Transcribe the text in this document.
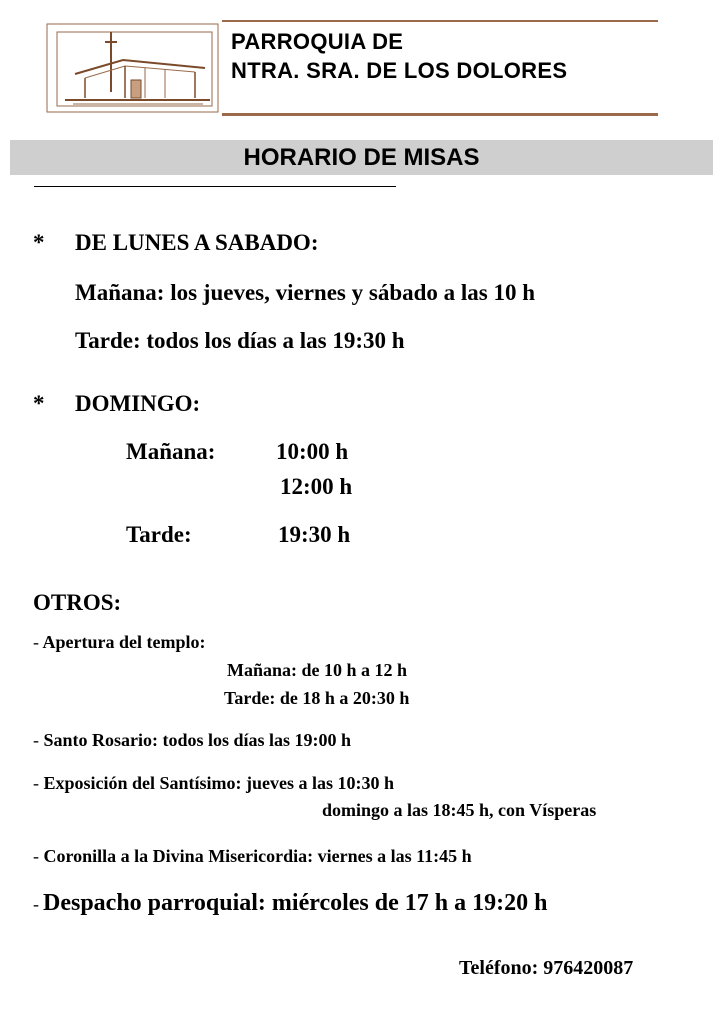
PARROQUIA DE
NTRA. SRA. DE LOS DOLORES
HORARIO DE MISAS
* DE LUNES A SABADO:
Mañana: los jueves, viernes y sábado a las 10 h
Tarde: todos los días a las 19:30 h
* DOMINGO:
Mañana:	10:00 h
12:00 h
Tarde:	19:30 h
OTROS:
- Apertura del templo:
Mañana: de 10 h a 12 h
Tarde: de 18 h a 20:30 h
- Santo Rosario: todos los días las 19:00 h
- Exposición del Santísimo: jueves a las 10:30 h
domingo a las 18:45 h, con Vísperas
- Coronilla a la Divina Misericordia: viernes a las 11:45 h
- Despacho parroquial: miércoles de 17 h a 19:20 h
Teléfono: 976420087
==*==
> Problem to solve: Write every entry out again exactly, dropping the pictures.

> Written answer:
Transcribe the text in this document.
PARROQUIA DE
NTRA. SRA. DE LOS DOLORES
HORARIO DE MISAS
* DE LUNES A SABADO:
Mañana: los jueves, viernes y sábado a las 10 h
Tarde: todos los días a las 19:30 h
* DOMINGO:
Mañana:	10:00 h
12:00 h
Tarde:	19:30 h
OTROS:
- Apertura del templo:
Mañana: de 10 h a 12 h
Tarde: de 18 h a 20:30 h
- Santo Rosario: todos los días las 19:00 h
- Exposición del Santísimo: jueves a las 10:30 h
domingo a las 18:45 h, con Vísperas
- Coronilla a la Divina Misericordia: viernes a las 11:45 h
- Despacho parroquial: miércoles de 17 h a 19:20 h
Teléfono: 976420087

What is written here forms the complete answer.